__DATASET ROWS__:
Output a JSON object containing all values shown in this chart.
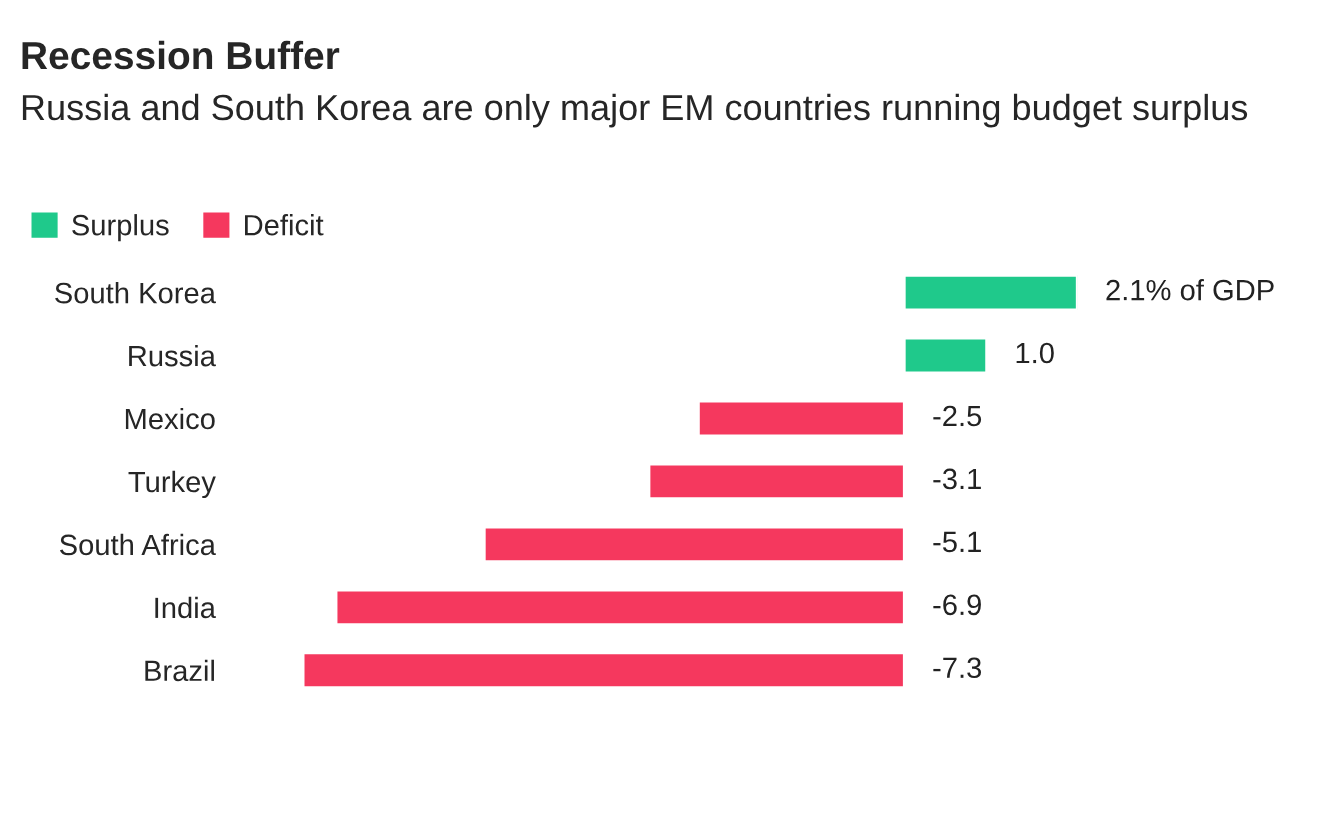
{
  "chart_data": {
    "type": "bar",
    "orientation": "horizontal",
    "title": "Recession Buffer",
    "subtitle": "Russia and South Korea are only major EM countries running budget surplus",
    "categories": [
      "South Korea",
      "Russia",
      "Mexico",
      "Turkey",
      "South Africa",
      "India",
      "Brazil"
    ],
    "series": [
      {
        "name": "Surplus",
        "color": "#1fc98b",
        "values": [
          2.1,
          1.0,
          null,
          null,
          null,
          null,
          null
        ],
        "value_labels": [
          "2.1% of GDP",
          "1.0",
          null,
          null,
          null,
          null,
          null
        ]
      },
      {
        "name": "Deficit",
        "color": "#f5385e",
        "values": [
          null,
          null,
          -2.5,
          -3.1,
          -5.1,
          -6.9,
          -7.3
        ],
        "value_labels": [
          null,
          null,
          "-2.5",
          "-3.1",
          "-5.1",
          "-6.9",
          "-7.3"
        ]
      }
    ],
    "legend": "top left",
    "grid": false
  }
}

__DIRECTION__:
Pictures stay out; repeat all the rest of the records exactly.

__ANSWER TO THIS PROBLEM__:
Output a JSON object containing all values shown in this chart.
{
  "chart_data": {
    "type": "bar",
    "orientation": "horizontal",
    "title": "Recession Buffer",
    "subtitle": "Russia and South Korea are only major EM countries running budget surplus",
    "categories": [
      "South Korea",
      "Russia",
      "Mexico",
      "Turkey",
      "South Africa",
      "India",
      "Brazil"
    ],
    "series": [
      {
        "name": "Surplus",
        "color": "#1fc98b",
        "values": [
          2.1,
          1.0,
          null,
          null,
          null,
          null,
          null
        ],
        "value_labels": [
          "2.1% of GDP",
          "1.0",
          null,
          null,
          null,
          null,
          null
        ]
      },
      {
        "name": "Deficit",
        "color": "#f5385e",
        "values": [
          null,
          null,
          -2.5,
          -3.1,
          -5.1,
          -6.9,
          -7.3
        ],
        "value_labels": [
          null,
          null,
          "-2.5",
          "-3.1",
          "-5.1",
          "-6.9",
          "-7.3"
        ]
      }
    ],
    "legend": "top left",
    "grid": false
  }
}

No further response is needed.